>> START

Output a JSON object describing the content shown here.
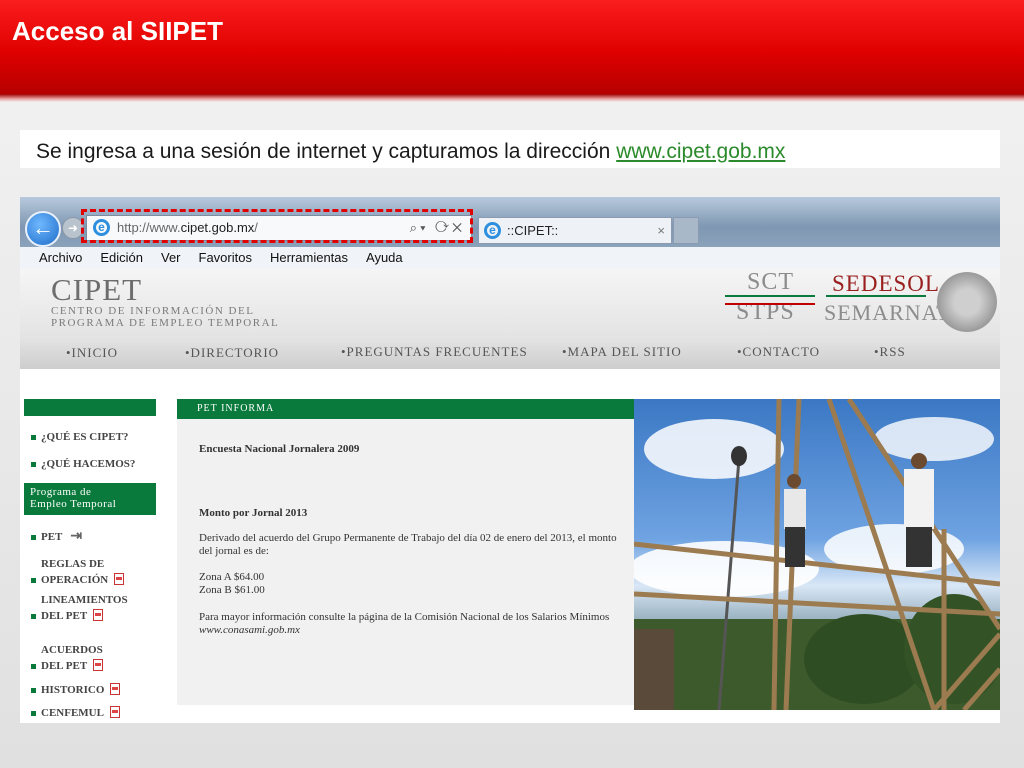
{
  "slide": {
    "title": "Acceso al SIIPET",
    "intro_text": "Se ingresa a una sesión de internet y capturamos la dirección",
    "intro_link": "www.cipet.gob.mx"
  },
  "browser": {
    "address_prefix": "http://www.",
    "address_domain": "cipet.gob.mx",
    "address_suffix": "/",
    "address_tools": "⌕▾ ⟳✕",
    "tab_title": "::CIPET::",
    "tab_close": "×",
    "back_glyph": "←",
    "ie_glyph": "e",
    "menu": [
      "Archivo",
      "Edición",
      "Ver",
      "Favoritos",
      "Herramientas",
      "Ayuda"
    ],
    "highlight_color": "#e00000"
  },
  "site": {
    "logo": "CIPET",
    "subtitle_1": "CENTRO DE INFORMACIÓN DEL",
    "subtitle_2": "PROGRAMA DE EMPLEO TEMPORAL",
    "agencies": {
      "sct": "SCT",
      "sedesol": "SEDESOL",
      "stps": "STPS",
      "semarnat": "SEMARNAT"
    },
    "nav": [
      "•INICIO",
      "•DIRECTORIO",
      "•PREGUNTAS FRECUENTES",
      "•MAPA DEL SITIO",
      "•CONTACTO",
      "•RSS"
    ],
    "sidebar": {
      "q1": "¿QUÉ ES CIPET?",
      "q2": "¿QUÉ HACEMOS?",
      "program_1": "Programa de",
      "program_2": "Empleo Temporal",
      "pet": "PET",
      "reglas_1": "REGLAS DE",
      "reglas_2": "OPERACIÓN",
      "lineamientos_1": "LINEAMIENTOS",
      "lineamientos_2": "DEL PET",
      "acuerdos_1": "ACUERDOS",
      "acuerdos_2": "DEL PET",
      "historico": "HISTORICO",
      "cenfemul": "CENFEMUL"
    },
    "main": {
      "section_title": "PET INFORMA",
      "item1_title": "Encuesta Nacional Jornalera 2009",
      "item2_title": "Monto por Jornal 2013",
      "item2_body": "Derivado del acuerdo del Grupo Permanente de Trabajo del día 02 de enero del 2013, el monto del jornal es de:",
      "zona_a": "Zona A $64.00",
      "zona_b": "Zona B $61.00",
      "more_info": "Para mayor información consulte la página de la Comisión Nacional de los Salarios Mínimos",
      "more_link": "www.conasami.gob.mx"
    },
    "green": "#0a7a3c"
  }
}
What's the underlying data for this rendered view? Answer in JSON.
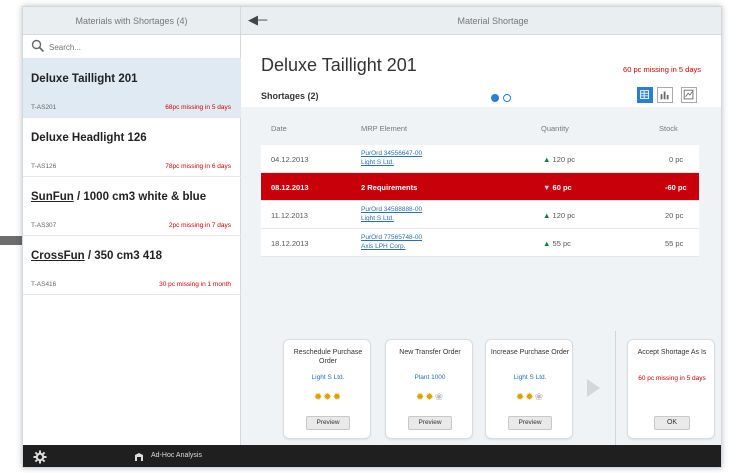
{
  "header": {
    "master_title": "Materials with Shortages (4)",
    "detail_title": "Material Shortage"
  },
  "search": {
    "placeholder": "Search..."
  },
  "materials": [
    {
      "title": "Deluxe Taillight 201",
      "id": "T-AS201",
      "status": "68pc missing in 5 days"
    },
    {
      "title": "Deluxe Headlight 126",
      "id": "T-AS126",
      "status": "78pc missing in 6 days"
    },
    {
      "title_link": "SunFun",
      "title_rest": " / 1000 cm3 white & blue",
      "id": "T-AS307",
      "status": "2pc missing in 7 days"
    },
    {
      "title_link": "CrossFun",
      "title_rest": " / 350 cm3 418",
      "id": "T-AS416",
      "status": "30 pc missing in 1 month"
    }
  ],
  "detail": {
    "title": "Deluxe Taillight 201",
    "status": "60 pc missing in 5 days",
    "shortages_label": "Shortages (2)"
  },
  "table": {
    "headers": {
      "date": "Date",
      "mrp": "MRP Element",
      "quantity": "Quantity",
      "stock": "Stock"
    },
    "rows": [
      {
        "date": "04.12.2013",
        "mrp1": "PurOrd 34556647-00",
        "mrp2": "Light S Ltd.",
        "qty": "120 pc",
        "stock": "0 pc"
      },
      {
        "date": "08.12.2013",
        "mrp1": "2 Requirements",
        "qty": "60 pc",
        "stock": "-60 pc"
      },
      {
        "date": "11.12.2013",
        "mrp1": "PurOrd 34588888-00",
        "mrp2": "Light S Ltd.",
        "qty": "120 pc",
        "stock": "20 pc"
      },
      {
        "date": "18.12.2013",
        "mrp1": "PurOrd 77565748-00",
        "mrp2": "Axis LPH Corp.",
        "qty": "55 pc",
        "stock": "55 pc"
      }
    ]
  },
  "solutions": [
    {
      "title": "Reschedule Purchase Order",
      "link": "Light S Ltd.",
      "rating": 3,
      "button": "Preview"
    },
    {
      "title": "New Transfer Order",
      "link": "Plant 1000",
      "rating": 2,
      "button": "Preview"
    },
    {
      "title": "Increase Purchase Order",
      "link": "Light S Ltd.",
      "rating": 2,
      "button": "Preview"
    }
  ],
  "accept": {
    "title": "Accept Shortage As Is",
    "status": "60 pc missing in 5 days",
    "button": "OK"
  },
  "footer": {
    "adhoc_label": "Ad-Hoc Analysis"
  },
  "colors": {
    "accent": "#2a7fd4",
    "alert": "#c8000a",
    "positive": "#0a7f3f",
    "star": "#d9a300"
  }
}
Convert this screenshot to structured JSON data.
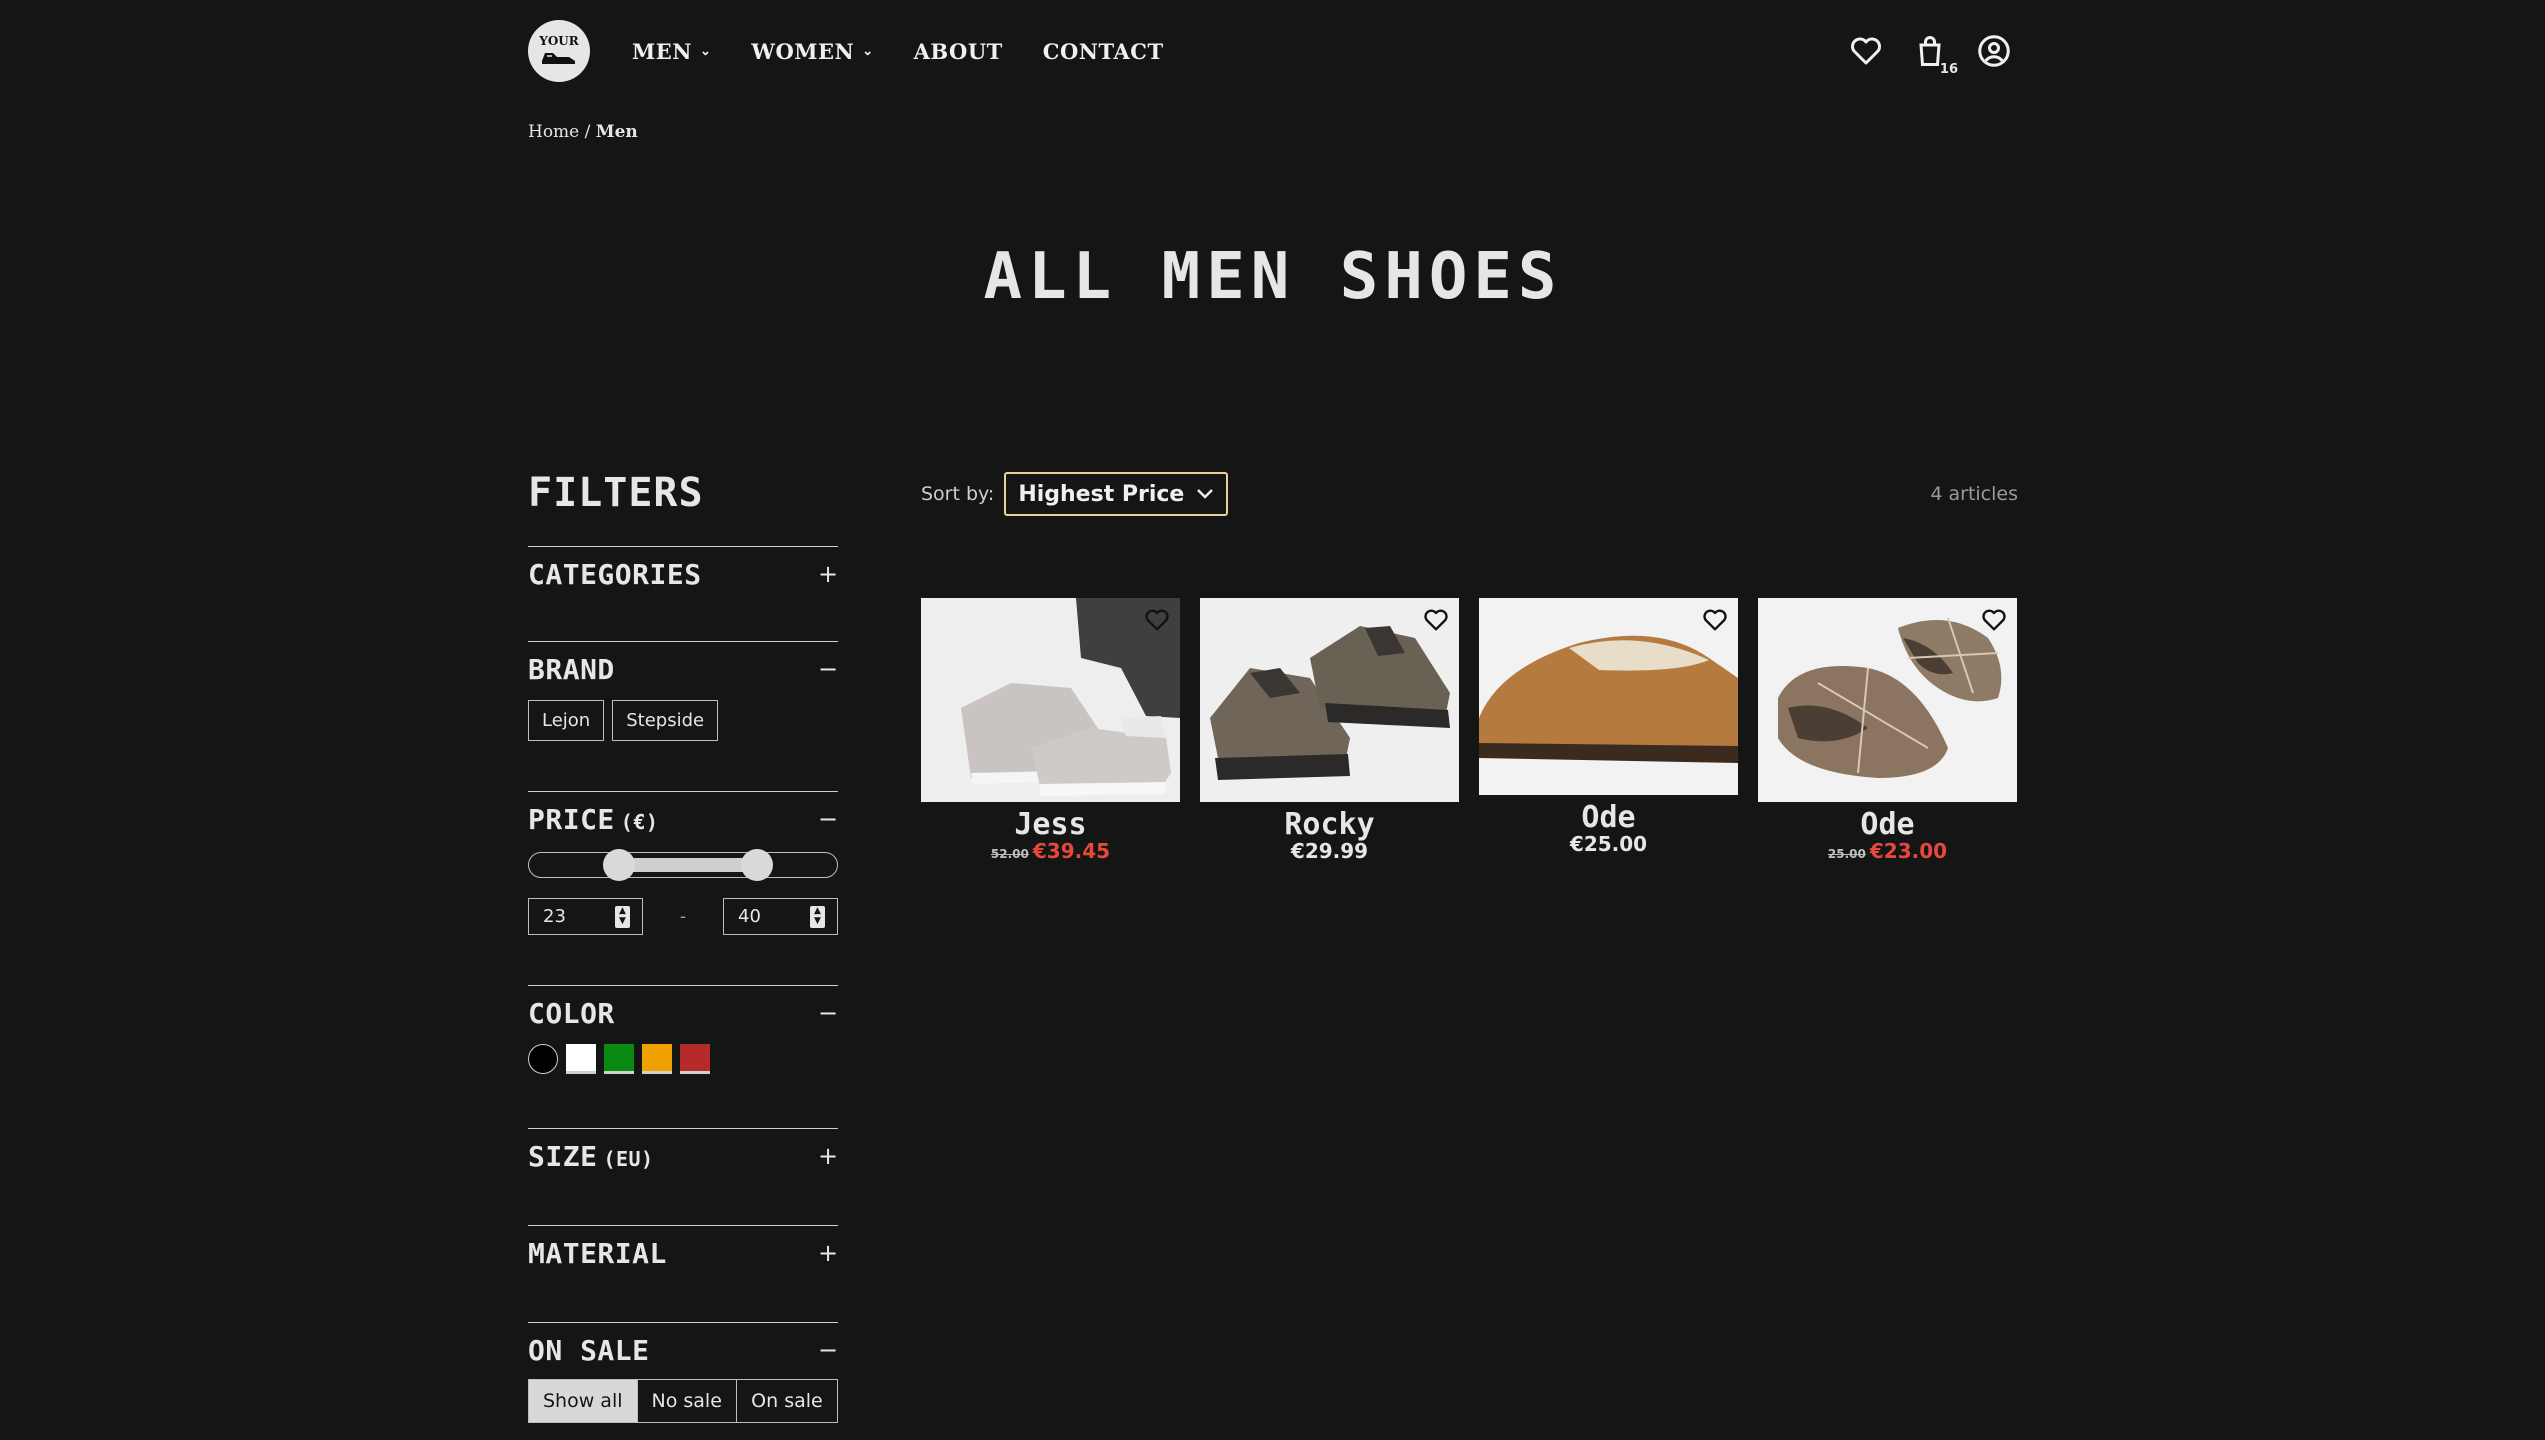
{
  "header": {
    "logo_text": "YOUR",
    "nav": [
      {
        "label": "MEN",
        "has_dropdown": true
      },
      {
        "label": "WOMEN",
        "has_dropdown": true
      },
      {
        "label": "ABOUT",
        "has_dropdown": false
      },
      {
        "label": "CONTACT",
        "has_dropdown": false
      }
    ],
    "cart_count": "16",
    "icons": [
      "heart-icon",
      "shopping-bag-icon",
      "user-account-icon"
    ]
  },
  "breadcrumb": {
    "home": "Home",
    "separator": "/",
    "current": "Men"
  },
  "page_title": "ALL MEN SHOES",
  "filters": {
    "title": "FILTERS",
    "sections": {
      "categories": {
        "label": "CATEGORIES",
        "toggle": "+"
      },
      "brand": {
        "label": "BRAND",
        "toggle": "−",
        "options": [
          "Lejon",
          "Stepside"
        ]
      },
      "price": {
        "label": "PRICE",
        "unit": "(€)",
        "toggle": "−",
        "min": "23",
        "max": "40",
        "separator": "-"
      },
      "color": {
        "label": "COLOR",
        "toggle": "−",
        "swatches": [
          "#000000",
          "#ffffff",
          "#0a8a10",
          "#f0a000",
          "#b62a2a"
        ]
      },
      "size": {
        "label": "SIZE",
        "unit": "(EU)",
        "toggle": "+"
      },
      "material": {
        "label": "MATERIAL",
        "toggle": "+"
      },
      "on_sale": {
        "label": "ON SALE",
        "toggle": "−",
        "options": [
          "Show all",
          "No sale",
          "On sale"
        ],
        "selected": "Show all"
      }
    }
  },
  "toolbar": {
    "sort_label": "Sort by:",
    "sort_value": "Highest Price",
    "count": "4 articles"
  },
  "products": [
    {
      "name": "Jess",
      "old_price": "52.00",
      "price": "€39.45",
      "on_sale": true
    },
    {
      "name": "Rocky",
      "price": "€29.99",
      "on_sale": false
    },
    {
      "name": "Ode",
      "price": "€25.00",
      "on_sale": false
    },
    {
      "name": "Ode",
      "old_price": "25.00",
      "price": "€23.00",
      "on_sale": true
    }
  ],
  "colors": {
    "background": "#141515",
    "text": "#e6e6e6",
    "sale": "#e8473c",
    "sort_border": "#e7cf99"
  }
}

>> END

§ **To be done**: Can you restate all the records above word for word while dropping the pictures?

§ **Complete output**:
Output a JSON object describing the content shown here.
{
  "slide": {
    "title": "Acceso al SIIPET",
    "intro_text": "Se ingresa a una sesión de internet y capturamos la dirección",
    "intro_link": "www.cipet.gob.mx"
  },
  "browser": {
    "address_prefix": "http://www.",
    "address_domain": "cipet.gob.mx",
    "address_suffix": "/",
    "address_tools": "⌕▾ ⟳✕",
    "tab_title": "::CIPET::",
    "tab_close": "×",
    "back_glyph": "←",
    "ie_glyph": "e",
    "menu": [
      "Archivo",
      "Edición",
      "Ver",
      "Favoritos",
      "Herramientas",
      "Ayuda"
    ],
    "highlight_color": "#e00000"
  },
  "site": {
    "logo": "CIPET",
    "subtitle_1": "CENTRO DE INFORMACIÓN DEL",
    "subtitle_2": "PROGRAMA DE EMPLEO TEMPORAL",
    "agencies": {
      "sct": "SCT",
      "sedesol": "SEDESOL",
      "stps": "STPS",
      "semarnat": "SEMARNAT"
    },
    "nav": [
      "•INICIO",
      "•DIRECTORIO",
      "•PREGUNTAS FRECUENTES",
      "•MAPA DEL SITIO",
      "•CONTACTO",
      "•RSS"
    ],
    "sidebar": {
      "q1": "¿QUÉ ES CIPET?",
      "q2": "¿QUÉ HACEMOS?",
      "program_1": "Programa de",
      "program_2": "Empleo Temporal",
      "pet": "PET",
      "reglas_1": "REGLAS DE",
      "reglas_2": "OPERACIÓN",
      "lineamientos_1": "LINEAMIENTOS",
      "lineamientos_2": "DEL PET",
      "acuerdos_1": "ACUERDOS",
      "acuerdos_2": "DEL PET",
      "historico": "HISTORICO",
      "cenfemul": "CENFEMUL"
    },
    "main": {
      "section_title": "PET INFORMA",
      "item1_title": "Encuesta Nacional Jornalera 2009",
      "item2_title": "Monto por Jornal 2013",
      "item2_body": "Derivado del acuerdo del Grupo Permanente de Trabajo del día 02 de enero del 2013, el monto del jornal es de:",
      "zona_a": "Zona A $64.00",
      "zona_b": "Zona B $61.00",
      "more_info": "Para mayor información consulte la página de la Comisión Nacional de los Salarios Mínimos",
      "more_link": "www.conasami.gob.mx"
    },
    "green": "#0a7a3c"
  }
}
What's the underlying data for this rendered view? Answer in JSON.
{
  "header": {
    "master_title": "Materials with Shortages (4)",
    "detail_title": "Material Shortage"
  },
  "search": {
    "placeholder": "Search..."
  },
  "materials": [
    {
      "title": "Deluxe Taillight 201",
      "id": "T-AS201",
      "status": "68pc missing in 5 days"
    },
    {
      "title": "Deluxe Headlight 126",
      "id": "T-AS126",
      "status": "78pc missing in 6 days"
    },
    {
      "title_link": "SunFun",
      "title_rest": " / 1000 cm3 white & blue",
      "id": "T-AS307",
      "status": "2pc missing in 7 days"
    },
    {
      "title_link": "CrossFun",
      "title_rest": " / 350 cm3 418",
      "id": "T-AS416",
      "status": "30 pc missing in 1 month"
    }
  ],
  "detail": {
    "title": "Deluxe Taillight 201",
    "status": "60 pc missing in 5 days",
    "shortages_label": "Shortages (2)"
  },
  "table": {
    "headers": {
      "date": "Date",
      "mrp": "MRP Element",
      "quantity": "Quantity",
      "stock": "Stock"
    },
    "rows": [
      {
        "date": "04.12.2013",
        "mrp1": "PurOrd 34556647-00",
        "mrp2": "Light S Ltd.",
        "qty": "120 pc",
        "stock": "0 pc"
      },
      {
        "date": "08.12.2013",
        "mrp1": "2 Requirements",
        "qty": "60 pc",
        "stock": "-60 pc"
      },
      {
        "date": "11.12.2013",
        "mrp1": "PurOrd 34588888-00",
        "mrp2": "Light S Ltd.",
        "qty": "120 pc",
        "stock": "20 pc"
      },
      {
        "date": "18.12.2013",
        "mrp1": "PurOrd 77565748-00",
        "mrp2": "Axis LPH Corp.",
        "qty": "55 pc",
        "stock": "55 pc"
      }
    ]
  },
  "solutions": [
    {
      "title": "Reschedule Purchase Order",
      "link": "Light S Ltd.",
      "rating": 3,
      "button": "Preview"
    },
    {
      "title": "New Transfer Order",
      "link": "Plant 1000",
      "rating": 2,
      "button": "Preview"
    },
    {
      "title": "Increase Purchase Order",
      "link": "Light S Ltd.",
      "rating": 2,
      "button": "Preview"
    }
  ],
  "accept": {
    "title": "Accept Shortage As Is",
    "status": "60 pc missing in 5 days",
    "button": "OK"
  },
  "footer": {
    "adhoc_label": "Ad-Hoc Analysis"
  },
  "colors": {
    "accent": "#2a7fd4",
    "alert": "#c8000a",
    "positive": "#0a7f3f",
    "star": "#d9a300"
  }
}
Convert this screenshot to structured JSON data.
{
  "header": {
    "logo_text": "YOUR",
    "nav": [
      {
        "label": "MEN",
        "has_dropdown": true
      },
      {
        "label": "WOMEN",
        "has_dropdown": true
      },
      {
        "label": "ABOUT",
        "has_dropdown": false
      },
      {
        "label": "CONTACT",
        "has_dropdown": false
      }
    ],
    "cart_count": "16",
    "icons": [
      "heart-icon",
      "shopping-bag-icon",
      "user-account-icon"
    ]
  },
  "breadcrumb": {
    "home": "Home",
    "separator": "/",
    "current": "Men"
  },
  "page_title": "ALL MEN SHOES",
  "filters": {
    "title": "FILTERS",
    "sections": {
      "categories": {
        "label": "CATEGORIES",
        "toggle": "+"
      },
      "brand": {
        "label": "BRAND",
        "toggle": "−",
        "options": [
          "Lejon",
          "Stepside"
        ]
      },
      "price": {
        "label": "PRICE",
        "unit": "(€)",
        "toggle": "−",
        "min": "23",
        "max": "40",
        "separator": "-"
      },
      "color": {
        "label": "COLOR",
        "toggle": "−",
        "swatches": [
          "#000000",
          "#ffffff",
          "#0a8a10",
          "#f0a000",
          "#b62a2a"
        ]
      },
      "size": {
        "label": "SIZE",
        "unit": "(EU)",
        "toggle": "+"
      },
      "material": {
        "label": "MATERIAL",
        "toggle": "+"
      },
      "on_sale": {
        "label": "ON SALE",
        "toggle": "−",
        "options": [
          "Show all",
          "No sale",
          "On sale"
        ],
        "selected": "Show all"
      }
    }
  },
  "toolbar": {
    "sort_label": "Sort by:",
    "sort_value": "Highest Price",
    "count": "4 articles"
  },
  "products": [
    {
      "name": "Jess",
      "old_price": "52.00",
      "price": "€39.45",
      "on_sale": true
    },
    {
      "name": "Rocky",
      "price": "€29.99",
      "on_sale": false
    },
    {
      "name": "Ode",
      "price": "€25.00",
      "on_sale": false
    },
    {
      "name": "Ode",
      "old_price": "25.00",
      "price": "€23.00",
      "on_sale": true
    }
  ],
  "colors": {
    "background": "#141515",
    "text": "#e6e6e6",
    "sale": "#e8473c",
    "sort_border": "#e7cf99"
  }
}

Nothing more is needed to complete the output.